SET EXERCISE — Locate each line in the records containing "Spotřeba". Copy it.

+++ DATASET CONTENT +++

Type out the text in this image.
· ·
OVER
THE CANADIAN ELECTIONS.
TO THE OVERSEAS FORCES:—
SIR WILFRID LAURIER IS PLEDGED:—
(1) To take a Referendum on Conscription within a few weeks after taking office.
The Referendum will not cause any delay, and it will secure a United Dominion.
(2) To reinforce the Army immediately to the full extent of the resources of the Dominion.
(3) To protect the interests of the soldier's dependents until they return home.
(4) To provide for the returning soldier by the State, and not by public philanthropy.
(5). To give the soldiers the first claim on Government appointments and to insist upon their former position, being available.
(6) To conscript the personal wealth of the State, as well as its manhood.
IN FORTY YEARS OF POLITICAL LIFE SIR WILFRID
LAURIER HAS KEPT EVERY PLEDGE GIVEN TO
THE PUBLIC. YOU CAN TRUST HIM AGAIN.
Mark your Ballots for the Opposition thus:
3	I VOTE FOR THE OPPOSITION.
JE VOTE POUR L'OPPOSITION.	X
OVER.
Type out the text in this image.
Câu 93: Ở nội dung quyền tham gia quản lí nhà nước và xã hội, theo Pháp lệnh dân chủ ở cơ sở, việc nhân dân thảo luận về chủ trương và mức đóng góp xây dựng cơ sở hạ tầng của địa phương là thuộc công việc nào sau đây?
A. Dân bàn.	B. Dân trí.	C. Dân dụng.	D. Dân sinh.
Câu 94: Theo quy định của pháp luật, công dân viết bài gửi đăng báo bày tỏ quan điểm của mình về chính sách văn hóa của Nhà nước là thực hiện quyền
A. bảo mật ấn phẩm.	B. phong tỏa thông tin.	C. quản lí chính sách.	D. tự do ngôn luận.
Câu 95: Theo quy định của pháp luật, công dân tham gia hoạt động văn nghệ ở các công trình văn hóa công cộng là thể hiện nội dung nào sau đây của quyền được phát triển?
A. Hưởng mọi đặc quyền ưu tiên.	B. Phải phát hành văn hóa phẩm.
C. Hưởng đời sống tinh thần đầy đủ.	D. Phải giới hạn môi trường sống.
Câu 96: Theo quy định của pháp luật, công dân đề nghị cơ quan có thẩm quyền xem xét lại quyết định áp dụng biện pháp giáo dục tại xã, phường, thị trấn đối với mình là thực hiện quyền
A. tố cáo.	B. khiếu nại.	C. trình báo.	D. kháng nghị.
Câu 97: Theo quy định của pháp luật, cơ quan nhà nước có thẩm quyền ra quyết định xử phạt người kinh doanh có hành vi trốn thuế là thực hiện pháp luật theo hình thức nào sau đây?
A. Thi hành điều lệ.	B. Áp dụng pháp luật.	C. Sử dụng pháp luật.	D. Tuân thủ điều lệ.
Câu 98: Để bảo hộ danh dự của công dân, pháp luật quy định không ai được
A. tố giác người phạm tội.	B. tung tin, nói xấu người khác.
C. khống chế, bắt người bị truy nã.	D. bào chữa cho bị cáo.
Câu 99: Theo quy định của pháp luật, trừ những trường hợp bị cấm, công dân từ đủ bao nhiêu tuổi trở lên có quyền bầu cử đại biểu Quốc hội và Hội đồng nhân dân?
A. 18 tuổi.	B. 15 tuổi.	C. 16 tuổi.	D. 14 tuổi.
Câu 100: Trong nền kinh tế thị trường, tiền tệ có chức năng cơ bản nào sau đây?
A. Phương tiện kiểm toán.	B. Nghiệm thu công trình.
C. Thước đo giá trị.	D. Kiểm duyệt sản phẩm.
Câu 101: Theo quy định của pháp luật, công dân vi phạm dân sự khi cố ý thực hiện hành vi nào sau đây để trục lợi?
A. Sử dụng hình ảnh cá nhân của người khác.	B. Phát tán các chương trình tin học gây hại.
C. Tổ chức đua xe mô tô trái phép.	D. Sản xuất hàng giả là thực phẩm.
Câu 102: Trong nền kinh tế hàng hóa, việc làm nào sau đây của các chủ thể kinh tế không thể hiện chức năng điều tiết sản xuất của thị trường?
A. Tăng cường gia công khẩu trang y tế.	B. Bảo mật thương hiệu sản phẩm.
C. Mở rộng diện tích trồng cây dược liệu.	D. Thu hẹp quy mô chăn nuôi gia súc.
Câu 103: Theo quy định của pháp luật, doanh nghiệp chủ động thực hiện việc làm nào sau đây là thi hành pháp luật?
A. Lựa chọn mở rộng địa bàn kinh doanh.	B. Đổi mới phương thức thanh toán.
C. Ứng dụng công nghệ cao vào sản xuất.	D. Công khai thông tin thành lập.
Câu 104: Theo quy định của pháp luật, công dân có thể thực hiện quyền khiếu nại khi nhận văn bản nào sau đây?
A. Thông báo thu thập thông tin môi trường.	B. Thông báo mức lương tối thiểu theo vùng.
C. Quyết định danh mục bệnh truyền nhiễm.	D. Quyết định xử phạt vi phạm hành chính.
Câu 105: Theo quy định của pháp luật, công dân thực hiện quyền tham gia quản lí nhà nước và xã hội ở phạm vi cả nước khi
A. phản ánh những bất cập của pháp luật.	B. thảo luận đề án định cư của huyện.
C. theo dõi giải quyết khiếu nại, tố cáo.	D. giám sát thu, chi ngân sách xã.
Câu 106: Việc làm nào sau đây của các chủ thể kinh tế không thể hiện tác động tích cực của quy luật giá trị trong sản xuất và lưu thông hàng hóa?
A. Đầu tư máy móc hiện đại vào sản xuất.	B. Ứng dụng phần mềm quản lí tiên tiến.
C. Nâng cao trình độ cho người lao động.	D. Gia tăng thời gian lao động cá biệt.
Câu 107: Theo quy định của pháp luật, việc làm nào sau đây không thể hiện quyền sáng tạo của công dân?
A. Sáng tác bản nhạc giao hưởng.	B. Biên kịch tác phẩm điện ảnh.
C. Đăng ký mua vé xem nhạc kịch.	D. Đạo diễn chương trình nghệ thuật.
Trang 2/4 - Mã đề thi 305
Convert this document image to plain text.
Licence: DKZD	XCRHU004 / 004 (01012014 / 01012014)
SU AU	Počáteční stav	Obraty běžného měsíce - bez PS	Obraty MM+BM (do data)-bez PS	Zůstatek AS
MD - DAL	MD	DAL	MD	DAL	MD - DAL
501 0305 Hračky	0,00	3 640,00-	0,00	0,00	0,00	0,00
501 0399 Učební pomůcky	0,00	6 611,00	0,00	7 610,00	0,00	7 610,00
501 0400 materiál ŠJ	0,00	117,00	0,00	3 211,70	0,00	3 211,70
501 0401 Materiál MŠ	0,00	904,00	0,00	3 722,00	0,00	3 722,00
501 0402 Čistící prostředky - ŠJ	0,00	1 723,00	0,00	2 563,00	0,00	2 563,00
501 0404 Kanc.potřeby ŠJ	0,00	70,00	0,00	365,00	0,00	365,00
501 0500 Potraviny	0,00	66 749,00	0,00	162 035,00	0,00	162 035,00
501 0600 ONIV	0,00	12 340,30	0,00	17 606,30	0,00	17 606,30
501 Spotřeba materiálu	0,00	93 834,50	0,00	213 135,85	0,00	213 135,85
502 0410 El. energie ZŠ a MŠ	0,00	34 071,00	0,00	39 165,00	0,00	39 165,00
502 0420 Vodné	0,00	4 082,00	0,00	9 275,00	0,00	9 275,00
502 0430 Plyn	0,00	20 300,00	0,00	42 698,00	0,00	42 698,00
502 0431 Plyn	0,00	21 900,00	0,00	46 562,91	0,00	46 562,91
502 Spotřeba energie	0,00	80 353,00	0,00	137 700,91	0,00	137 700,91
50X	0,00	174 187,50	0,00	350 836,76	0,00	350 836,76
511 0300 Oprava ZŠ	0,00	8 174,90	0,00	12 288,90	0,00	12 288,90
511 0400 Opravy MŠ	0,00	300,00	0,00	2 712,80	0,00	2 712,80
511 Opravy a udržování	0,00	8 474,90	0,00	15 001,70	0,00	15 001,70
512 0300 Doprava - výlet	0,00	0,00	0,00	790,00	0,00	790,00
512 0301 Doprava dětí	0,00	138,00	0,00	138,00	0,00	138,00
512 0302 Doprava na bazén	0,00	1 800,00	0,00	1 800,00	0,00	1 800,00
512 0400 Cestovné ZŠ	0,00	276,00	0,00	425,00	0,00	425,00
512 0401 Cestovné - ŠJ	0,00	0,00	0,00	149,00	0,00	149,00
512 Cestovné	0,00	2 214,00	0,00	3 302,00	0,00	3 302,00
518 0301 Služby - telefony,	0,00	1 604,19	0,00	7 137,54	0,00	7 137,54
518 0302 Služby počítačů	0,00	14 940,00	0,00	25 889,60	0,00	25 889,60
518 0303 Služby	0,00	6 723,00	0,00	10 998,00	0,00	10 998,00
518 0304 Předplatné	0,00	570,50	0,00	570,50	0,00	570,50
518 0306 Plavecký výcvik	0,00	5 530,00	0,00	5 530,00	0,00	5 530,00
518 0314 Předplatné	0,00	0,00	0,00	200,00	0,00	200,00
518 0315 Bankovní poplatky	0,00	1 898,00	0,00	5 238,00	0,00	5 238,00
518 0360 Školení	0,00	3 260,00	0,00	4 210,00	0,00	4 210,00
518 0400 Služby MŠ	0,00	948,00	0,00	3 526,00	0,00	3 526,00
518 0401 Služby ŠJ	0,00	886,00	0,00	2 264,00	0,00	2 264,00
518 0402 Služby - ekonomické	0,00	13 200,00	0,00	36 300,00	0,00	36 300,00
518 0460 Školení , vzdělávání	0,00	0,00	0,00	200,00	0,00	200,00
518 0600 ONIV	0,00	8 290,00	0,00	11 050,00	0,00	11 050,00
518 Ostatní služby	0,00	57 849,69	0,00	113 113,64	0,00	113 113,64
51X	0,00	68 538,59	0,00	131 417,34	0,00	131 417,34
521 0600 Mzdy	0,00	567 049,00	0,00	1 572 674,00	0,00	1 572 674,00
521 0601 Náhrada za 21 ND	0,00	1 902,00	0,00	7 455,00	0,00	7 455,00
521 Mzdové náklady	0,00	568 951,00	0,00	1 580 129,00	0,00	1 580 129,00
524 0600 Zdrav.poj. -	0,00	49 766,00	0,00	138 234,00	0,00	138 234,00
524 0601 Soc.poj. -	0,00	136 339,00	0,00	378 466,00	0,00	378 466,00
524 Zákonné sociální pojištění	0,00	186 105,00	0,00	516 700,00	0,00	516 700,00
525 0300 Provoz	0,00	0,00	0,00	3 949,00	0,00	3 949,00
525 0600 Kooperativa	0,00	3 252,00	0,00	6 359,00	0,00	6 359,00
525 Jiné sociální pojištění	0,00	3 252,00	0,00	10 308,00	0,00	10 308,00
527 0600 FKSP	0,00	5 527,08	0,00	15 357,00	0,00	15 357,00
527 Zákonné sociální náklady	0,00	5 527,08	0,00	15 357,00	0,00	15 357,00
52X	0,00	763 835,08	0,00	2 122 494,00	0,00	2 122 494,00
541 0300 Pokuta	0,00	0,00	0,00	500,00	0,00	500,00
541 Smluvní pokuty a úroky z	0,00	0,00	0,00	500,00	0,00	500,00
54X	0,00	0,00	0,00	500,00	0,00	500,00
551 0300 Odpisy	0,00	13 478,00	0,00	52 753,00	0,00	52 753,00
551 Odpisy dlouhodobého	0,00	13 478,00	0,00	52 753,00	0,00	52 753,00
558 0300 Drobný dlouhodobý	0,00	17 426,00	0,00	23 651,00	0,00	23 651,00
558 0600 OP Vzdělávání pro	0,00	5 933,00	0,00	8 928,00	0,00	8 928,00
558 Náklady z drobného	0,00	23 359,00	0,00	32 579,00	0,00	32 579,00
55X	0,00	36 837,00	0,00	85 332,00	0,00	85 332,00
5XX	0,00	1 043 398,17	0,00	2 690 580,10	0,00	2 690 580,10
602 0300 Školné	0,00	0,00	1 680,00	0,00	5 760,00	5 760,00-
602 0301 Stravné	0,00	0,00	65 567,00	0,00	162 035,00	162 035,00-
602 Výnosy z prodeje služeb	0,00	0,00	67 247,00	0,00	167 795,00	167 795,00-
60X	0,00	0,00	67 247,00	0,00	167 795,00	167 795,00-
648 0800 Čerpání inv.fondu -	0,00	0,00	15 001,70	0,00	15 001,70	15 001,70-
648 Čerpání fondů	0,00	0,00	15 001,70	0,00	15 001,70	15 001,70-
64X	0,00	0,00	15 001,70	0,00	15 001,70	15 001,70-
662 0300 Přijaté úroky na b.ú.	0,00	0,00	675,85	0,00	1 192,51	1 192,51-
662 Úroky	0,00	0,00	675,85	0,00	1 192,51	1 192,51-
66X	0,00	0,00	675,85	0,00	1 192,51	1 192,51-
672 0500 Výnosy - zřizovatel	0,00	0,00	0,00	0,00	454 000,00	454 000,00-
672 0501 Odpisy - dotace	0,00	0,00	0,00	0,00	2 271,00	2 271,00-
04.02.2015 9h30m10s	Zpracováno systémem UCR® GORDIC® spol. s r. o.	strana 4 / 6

+++

COMPLETE RESPONSE —
501 Spotřeba materiálu	0,00	93 834,50	0,00	213 135,85	0,00	213 135,85
502 Spotřeba energie	0,00	80 353,00	0,00	137 700,91	0,00	137 700,91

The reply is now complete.